What you have to do.
Quote the entries that follow exactly, leaving none out.

--------------------

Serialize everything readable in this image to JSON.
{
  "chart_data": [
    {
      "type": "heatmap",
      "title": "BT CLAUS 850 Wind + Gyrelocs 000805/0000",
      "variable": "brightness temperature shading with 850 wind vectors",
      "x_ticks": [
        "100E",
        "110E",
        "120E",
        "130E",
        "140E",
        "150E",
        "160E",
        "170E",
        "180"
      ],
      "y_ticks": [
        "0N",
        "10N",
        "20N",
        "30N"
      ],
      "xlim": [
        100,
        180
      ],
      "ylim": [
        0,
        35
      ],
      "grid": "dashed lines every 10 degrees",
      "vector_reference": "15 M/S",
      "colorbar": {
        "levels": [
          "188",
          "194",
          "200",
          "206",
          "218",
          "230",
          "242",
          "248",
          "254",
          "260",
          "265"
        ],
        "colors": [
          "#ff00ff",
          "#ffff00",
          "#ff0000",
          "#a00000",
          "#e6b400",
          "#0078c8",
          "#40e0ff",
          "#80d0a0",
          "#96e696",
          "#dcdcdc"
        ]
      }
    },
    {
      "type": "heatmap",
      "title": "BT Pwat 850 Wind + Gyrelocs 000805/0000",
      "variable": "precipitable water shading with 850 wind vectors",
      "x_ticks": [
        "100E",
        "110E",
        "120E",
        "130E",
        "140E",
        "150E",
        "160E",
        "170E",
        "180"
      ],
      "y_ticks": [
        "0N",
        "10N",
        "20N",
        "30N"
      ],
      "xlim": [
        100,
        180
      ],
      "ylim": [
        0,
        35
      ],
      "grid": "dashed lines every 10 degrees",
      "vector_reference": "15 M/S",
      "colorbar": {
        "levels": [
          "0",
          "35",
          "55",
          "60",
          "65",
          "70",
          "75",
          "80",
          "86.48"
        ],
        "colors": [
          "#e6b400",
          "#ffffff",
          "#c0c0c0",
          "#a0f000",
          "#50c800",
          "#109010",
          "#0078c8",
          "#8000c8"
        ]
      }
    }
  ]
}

--------------------

Response for this exercise.
Serialize everything readable in this image to JSON.
{
  "chart_data": [
    {
      "type": "heatmap",
      "title": "BT CLAUS 850 Wind + Gyrelocs 000805/0000",
      "variable": "brightness temperature shading with 850 wind vectors",
      "x_ticks": [
        "100E",
        "110E",
        "120E",
        "130E",
        "140E",
        "150E",
        "160E",
        "170E",
        "180"
      ],
      "y_ticks": [
        "0N",
        "10N",
        "20N",
        "30N"
      ],
      "xlim": [
        100,
        180
      ],
      "ylim": [
        0,
        35
      ],
      "grid": "dashed lines every 10 degrees",
      "vector_reference": "15 M/S",
      "colorbar": {
        "levels": [
          "188",
          "194",
          "200",
          "206",
          "218",
          "230",
          "242",
          "248",
          "254",
          "260",
          "265"
        ],
        "colors": [
          "#ff00ff",
          "#ffff00",
          "#ff0000",
          "#a00000",
          "#e6b400",
          "#0078c8",
          "#40e0ff",
          "#80d0a0",
          "#96e696",
          "#dcdcdc"
        ]
      }
    },
    {
      "type": "heatmap",
      "title": "BT Pwat 850 Wind + Gyrelocs 000805/0000",
      "variable": "precipitable water shading with 850 wind vectors",
      "x_ticks": [
        "100E",
        "110E",
        "120E",
        "130E",
        "140E",
        "150E",
        "160E",
        "170E",
        "180"
      ],
      "y_ticks": [
        "0N",
        "10N",
        "20N",
        "30N"
      ],
      "xlim": [
        100,
        180
      ],
      "ylim": [
        0,
        35
      ],
      "grid": "dashed lines every 10 degrees",
      "vector_reference": "15 M/S",
      "colorbar": {
        "levels": [
          "0",
          "35",
          "55",
          "60",
          "65",
          "70",
          "75",
          "80",
          "86.48"
        ],
        "colors": [
          "#e6b400",
          "#ffffff",
          "#c0c0c0",
          "#a0f000",
          "#50c800",
          "#109010",
          "#0078c8",
          "#8000c8"
        ]
      }
    }
  ]
}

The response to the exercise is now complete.